▶ _WRITTEN TASK_
Here are some entries; quote each one exactly.

▶ _STORED RECORDS_

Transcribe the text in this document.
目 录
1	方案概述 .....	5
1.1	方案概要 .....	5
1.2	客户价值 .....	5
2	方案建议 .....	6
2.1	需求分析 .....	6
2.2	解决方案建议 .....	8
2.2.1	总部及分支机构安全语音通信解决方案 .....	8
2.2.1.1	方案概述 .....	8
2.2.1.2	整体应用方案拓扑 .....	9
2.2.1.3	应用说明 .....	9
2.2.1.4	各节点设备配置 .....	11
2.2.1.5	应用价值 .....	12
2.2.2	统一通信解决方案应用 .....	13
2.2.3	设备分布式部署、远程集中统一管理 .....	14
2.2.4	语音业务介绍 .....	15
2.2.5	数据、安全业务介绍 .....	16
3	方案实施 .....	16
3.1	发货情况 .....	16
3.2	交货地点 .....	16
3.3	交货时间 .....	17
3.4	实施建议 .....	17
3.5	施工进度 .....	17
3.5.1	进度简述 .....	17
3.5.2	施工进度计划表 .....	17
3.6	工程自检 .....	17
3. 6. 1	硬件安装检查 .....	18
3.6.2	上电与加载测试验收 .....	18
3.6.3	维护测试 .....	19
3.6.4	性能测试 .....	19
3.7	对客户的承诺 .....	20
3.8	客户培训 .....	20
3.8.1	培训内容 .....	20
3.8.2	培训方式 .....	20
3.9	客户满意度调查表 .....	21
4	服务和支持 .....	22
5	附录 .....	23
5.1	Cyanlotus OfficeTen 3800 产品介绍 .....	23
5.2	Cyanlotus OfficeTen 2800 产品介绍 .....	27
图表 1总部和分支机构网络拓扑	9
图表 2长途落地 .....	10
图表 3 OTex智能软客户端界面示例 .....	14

▶ _ANSWER TO THIS TASK_
Transcribe the text in this document.
目 录
1	方案概述 .....	5
1.1	方案概要 .....	5
1.2	客户价值 .....	5
2	方案建议 .....	6
2.1	需求分析 .....	6
2.2	解决方案建议 .....	8
2.2.1	总部及分支机构安全语音通信解决方案 .....	8
2.2.1.1	方案概述 .....	8
2.2.1.2	整体应用方案拓扑 .....	9
2.2.1.3	应用说明 .....	9
2.2.1.4	各节点设备配置 .....	11
2.2.1.5	应用价值 .....	12
2.2.2	统一通信解决方案应用 .....	13
2.2.3	设备分布式部署、远程集中统一管理 .....	14
2.2.4	语音业务介绍 .....	15
2.2.5	数据、安全业务介绍 .....	16
3	方案实施 .....	16
3.1	发货情况 .....	16
3.2	交货地点 .....	16
3.3	交货时间 .....	17
3.4	实施建议 .....	17
3.5	施工进度 .....	17
3.5.1	进度简述 .....	17
3.5.2	施工进度计划表 .....	17
3.6	工程自检 .....	17
3. 6. 1	硬件安装检查 .....	18
3.6.2	上电与加载测试验收 .....	18
3.6.3	维护测试 .....	19
3.6.4	性能测试 .....	19
3.7	对客户的承诺 .....	20
3.8	客户培训 .....	20
3.8.1	培训内容 .....	20
3.8.2	培训方式 .....	20
3.9	客户满意度调查表 .....	21
4	服务和支持 .....	22
5	附录 .....	23
5.1	Cyanlotus OfficeTen 3800 产品介绍 .....	23
5.2	Cyanlotus OfficeTen 2800 产品介绍 .....	27
图表 1总部和分支机构网络拓扑	9
图表 2长途落地 .....	10
图表 3 OTex智能软客户端界面示例 .....	14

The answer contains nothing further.